▶ **Required work**:
Check each line of the entries below for the string "have"; copy every line where it appears.

▶ **Data for the task**:

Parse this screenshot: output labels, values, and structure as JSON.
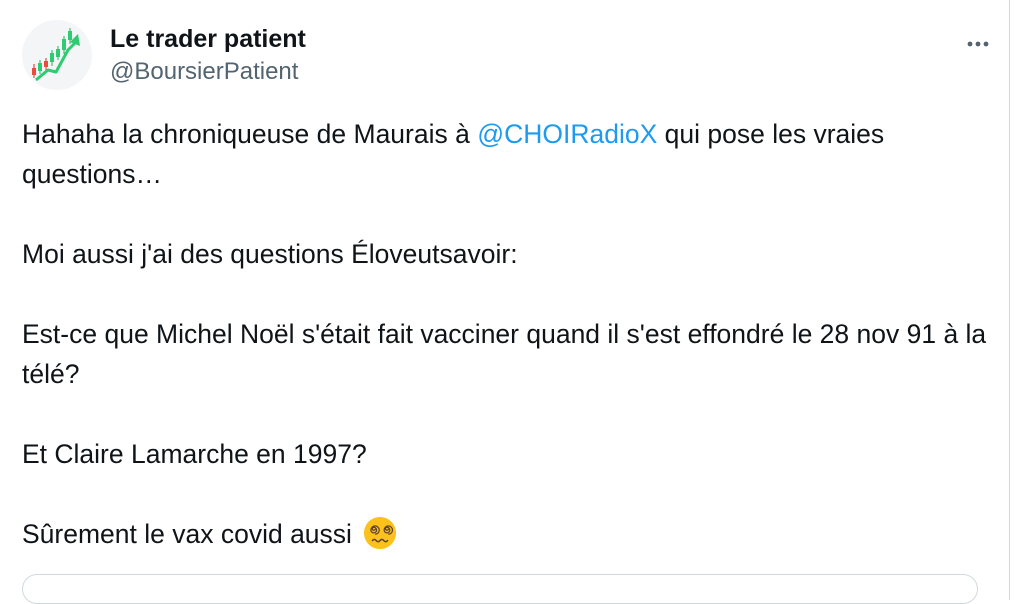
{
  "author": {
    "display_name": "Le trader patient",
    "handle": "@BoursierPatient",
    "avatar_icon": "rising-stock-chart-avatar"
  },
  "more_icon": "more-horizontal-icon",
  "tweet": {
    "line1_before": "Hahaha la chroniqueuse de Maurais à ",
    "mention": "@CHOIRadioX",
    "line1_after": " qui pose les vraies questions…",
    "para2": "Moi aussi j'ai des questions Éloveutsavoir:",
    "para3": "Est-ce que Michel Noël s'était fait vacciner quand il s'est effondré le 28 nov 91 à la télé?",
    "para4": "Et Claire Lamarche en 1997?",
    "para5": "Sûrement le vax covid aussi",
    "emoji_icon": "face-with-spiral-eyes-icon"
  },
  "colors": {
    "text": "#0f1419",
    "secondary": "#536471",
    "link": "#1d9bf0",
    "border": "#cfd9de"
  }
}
...
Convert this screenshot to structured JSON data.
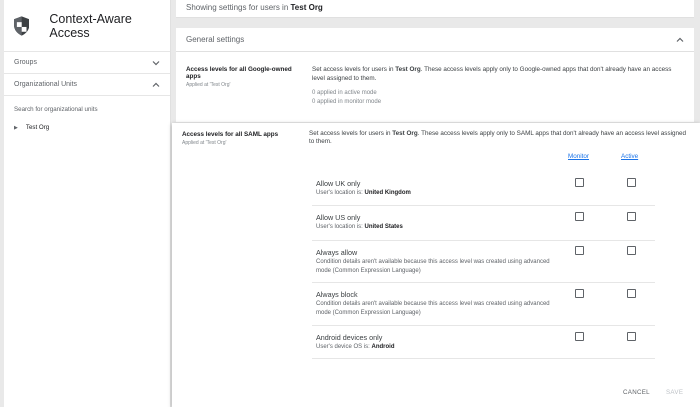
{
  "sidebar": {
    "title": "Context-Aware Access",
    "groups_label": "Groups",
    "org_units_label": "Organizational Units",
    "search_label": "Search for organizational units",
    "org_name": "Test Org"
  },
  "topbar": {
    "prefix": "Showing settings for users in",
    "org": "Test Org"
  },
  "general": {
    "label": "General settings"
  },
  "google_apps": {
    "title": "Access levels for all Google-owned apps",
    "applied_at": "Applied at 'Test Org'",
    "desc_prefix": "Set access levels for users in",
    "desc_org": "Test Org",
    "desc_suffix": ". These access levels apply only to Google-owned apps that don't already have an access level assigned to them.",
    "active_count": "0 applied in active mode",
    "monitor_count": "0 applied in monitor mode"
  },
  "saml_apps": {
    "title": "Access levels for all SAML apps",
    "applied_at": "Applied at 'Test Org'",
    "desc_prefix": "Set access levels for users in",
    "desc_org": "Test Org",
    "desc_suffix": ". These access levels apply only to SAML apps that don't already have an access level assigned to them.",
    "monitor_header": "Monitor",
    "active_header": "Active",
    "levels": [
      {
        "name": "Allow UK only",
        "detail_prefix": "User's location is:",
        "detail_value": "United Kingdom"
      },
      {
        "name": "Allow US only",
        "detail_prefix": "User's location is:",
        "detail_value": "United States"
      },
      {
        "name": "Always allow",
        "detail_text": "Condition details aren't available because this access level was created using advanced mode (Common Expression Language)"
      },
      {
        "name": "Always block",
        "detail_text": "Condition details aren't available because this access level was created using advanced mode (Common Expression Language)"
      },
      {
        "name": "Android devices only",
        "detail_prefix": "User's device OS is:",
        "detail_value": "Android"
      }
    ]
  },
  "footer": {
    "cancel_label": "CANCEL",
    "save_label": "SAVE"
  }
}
==
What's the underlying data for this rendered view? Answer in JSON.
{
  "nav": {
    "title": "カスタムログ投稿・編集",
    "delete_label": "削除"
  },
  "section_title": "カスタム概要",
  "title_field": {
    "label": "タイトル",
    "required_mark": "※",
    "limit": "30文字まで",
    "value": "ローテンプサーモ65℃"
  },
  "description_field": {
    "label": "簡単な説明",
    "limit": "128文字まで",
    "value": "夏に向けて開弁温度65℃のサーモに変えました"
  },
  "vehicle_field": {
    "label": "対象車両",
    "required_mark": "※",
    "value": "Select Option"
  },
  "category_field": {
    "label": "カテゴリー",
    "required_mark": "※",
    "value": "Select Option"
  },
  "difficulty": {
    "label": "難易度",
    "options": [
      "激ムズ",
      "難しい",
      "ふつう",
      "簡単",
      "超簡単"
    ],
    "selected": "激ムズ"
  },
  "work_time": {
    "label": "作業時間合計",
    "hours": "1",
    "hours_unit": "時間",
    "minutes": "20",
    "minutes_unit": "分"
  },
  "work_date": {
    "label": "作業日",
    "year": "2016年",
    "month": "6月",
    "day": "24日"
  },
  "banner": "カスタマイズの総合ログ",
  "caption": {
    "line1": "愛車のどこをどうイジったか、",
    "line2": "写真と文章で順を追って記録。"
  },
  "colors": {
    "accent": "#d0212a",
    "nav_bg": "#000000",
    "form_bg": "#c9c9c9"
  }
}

▶ **Result below**:
    "desc_suffix": ". These access levels apply only to Google-owned apps that don't already have an access level assigned to them.",
    "desc_suffix": ". These access levels apply only to SAML apps that don't already have an access level assigned to them.",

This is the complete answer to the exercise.